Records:
=-=-=-=-=

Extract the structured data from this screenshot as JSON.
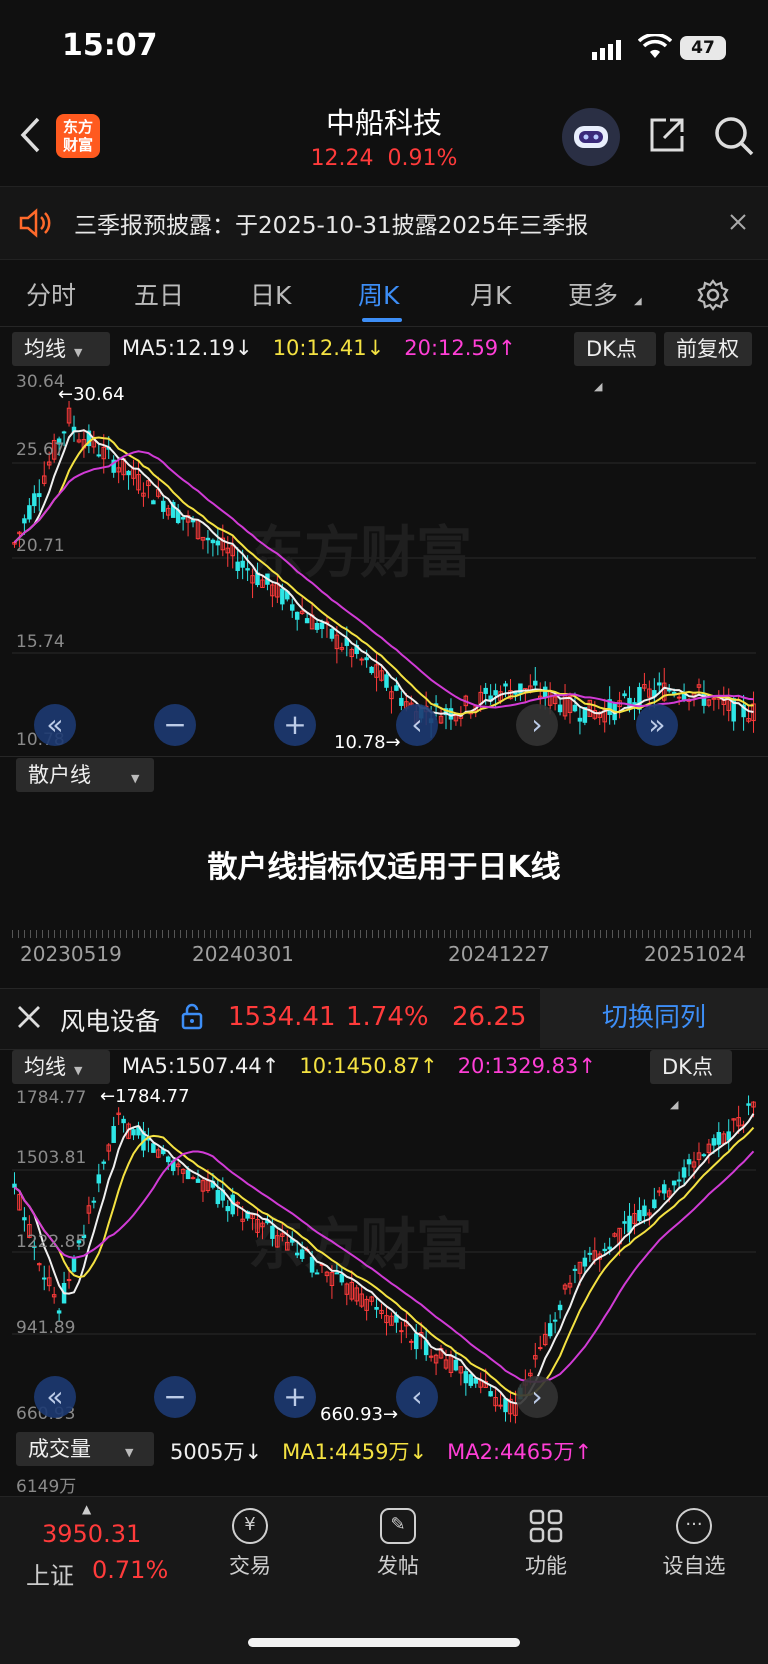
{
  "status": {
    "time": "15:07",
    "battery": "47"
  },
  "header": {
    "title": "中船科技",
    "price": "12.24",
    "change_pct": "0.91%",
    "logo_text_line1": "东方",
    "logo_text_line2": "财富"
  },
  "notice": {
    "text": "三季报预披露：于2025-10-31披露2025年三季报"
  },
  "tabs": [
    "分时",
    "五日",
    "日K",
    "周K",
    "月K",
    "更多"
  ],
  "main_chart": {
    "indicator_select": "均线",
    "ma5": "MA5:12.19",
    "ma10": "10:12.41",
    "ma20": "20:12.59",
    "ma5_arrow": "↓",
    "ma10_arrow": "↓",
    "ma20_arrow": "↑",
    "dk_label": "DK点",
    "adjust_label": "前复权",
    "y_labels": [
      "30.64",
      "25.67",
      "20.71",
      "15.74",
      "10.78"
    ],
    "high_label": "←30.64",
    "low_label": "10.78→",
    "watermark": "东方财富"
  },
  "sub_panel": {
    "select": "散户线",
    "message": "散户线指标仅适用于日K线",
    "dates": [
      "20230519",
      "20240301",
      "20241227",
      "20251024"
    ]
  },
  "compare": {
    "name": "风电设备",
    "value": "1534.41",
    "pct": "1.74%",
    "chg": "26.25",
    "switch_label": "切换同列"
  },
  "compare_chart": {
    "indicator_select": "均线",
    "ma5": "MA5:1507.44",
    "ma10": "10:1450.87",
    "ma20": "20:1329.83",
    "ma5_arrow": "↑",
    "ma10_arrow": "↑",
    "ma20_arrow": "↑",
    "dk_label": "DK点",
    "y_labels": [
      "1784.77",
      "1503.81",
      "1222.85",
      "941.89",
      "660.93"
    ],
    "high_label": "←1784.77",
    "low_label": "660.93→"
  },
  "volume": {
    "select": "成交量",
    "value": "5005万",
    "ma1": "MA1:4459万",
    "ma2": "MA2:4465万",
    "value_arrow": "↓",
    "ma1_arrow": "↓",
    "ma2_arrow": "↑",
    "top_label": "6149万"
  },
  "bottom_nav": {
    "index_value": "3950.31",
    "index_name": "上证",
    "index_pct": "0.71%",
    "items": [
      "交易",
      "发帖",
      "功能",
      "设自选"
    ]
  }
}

=-=-=-=-=

TASK TO COMPLETE:
Print each record exactly as it stands, leaving the images out.

SOLUTION:
Extract the structured data from this screenshot as JSON.
{
  "status": {
    "time": "15:07",
    "battery": "47"
  },
  "header": {
    "title": "中船科技",
    "price": "12.24",
    "change_pct": "0.91%",
    "logo_text_line1": "东方",
    "logo_text_line2": "财富"
  },
  "notice": {
    "text": "三季报预披露：于2025-10-31披露2025年三季报"
  },
  "tabs": [
    "分时",
    "五日",
    "日K",
    "周K",
    "月K",
    "更多"
  ],
  "main_chart": {
    "indicator_select": "均线",
    "ma5": "MA5:12.19",
    "ma10": "10:12.41",
    "ma20": "20:12.59",
    "ma5_arrow": "↓",
    "ma10_arrow": "↓",
    "ma20_arrow": "↑",
    "dk_label": "DK点",
    "adjust_label": "前复权",
    "y_labels": [
      "30.64",
      "25.67",
      "20.71",
      "15.74",
      "10.78"
    ],
    "high_label": "←30.64",
    "low_label": "10.78→",
    "watermark": "东方财富"
  },
  "sub_panel": {
    "select": "散户线",
    "message": "散户线指标仅适用于日K线",
    "dates": [
      "20230519",
      "20240301",
      "20241227",
      "20251024"
    ]
  },
  "compare": {
    "name": "风电设备",
    "value": "1534.41",
    "pct": "1.74%",
    "chg": "26.25",
    "switch_label": "切换同列"
  },
  "compare_chart": {
    "indicator_select": "均线",
    "ma5": "MA5:1507.44",
    "ma10": "10:1450.87",
    "ma20": "20:1329.83",
    "ma5_arrow": "↑",
    "ma10_arrow": "↑",
    "ma20_arrow": "↑",
    "dk_label": "DK点",
    "y_labels": [
      "1784.77",
      "1503.81",
      "1222.85",
      "941.89",
      "660.93"
    ],
    "high_label": "←1784.77",
    "low_label": "660.93→"
  },
  "volume": {
    "select": "成交量",
    "value": "5005万",
    "ma1": "MA1:4459万",
    "ma2": "MA2:4465万",
    "value_arrow": "↓",
    "ma1_arrow": "↓",
    "ma2_arrow": "↑",
    "top_label": "6149万"
  },
  "bottom_nav": {
    "index_value": "3950.31",
    "index_name": "上证",
    "index_pct": "0.71%",
    "items": [
      "交易",
      "发帖",
      "功能",
      "设自选"
    ]
  }
}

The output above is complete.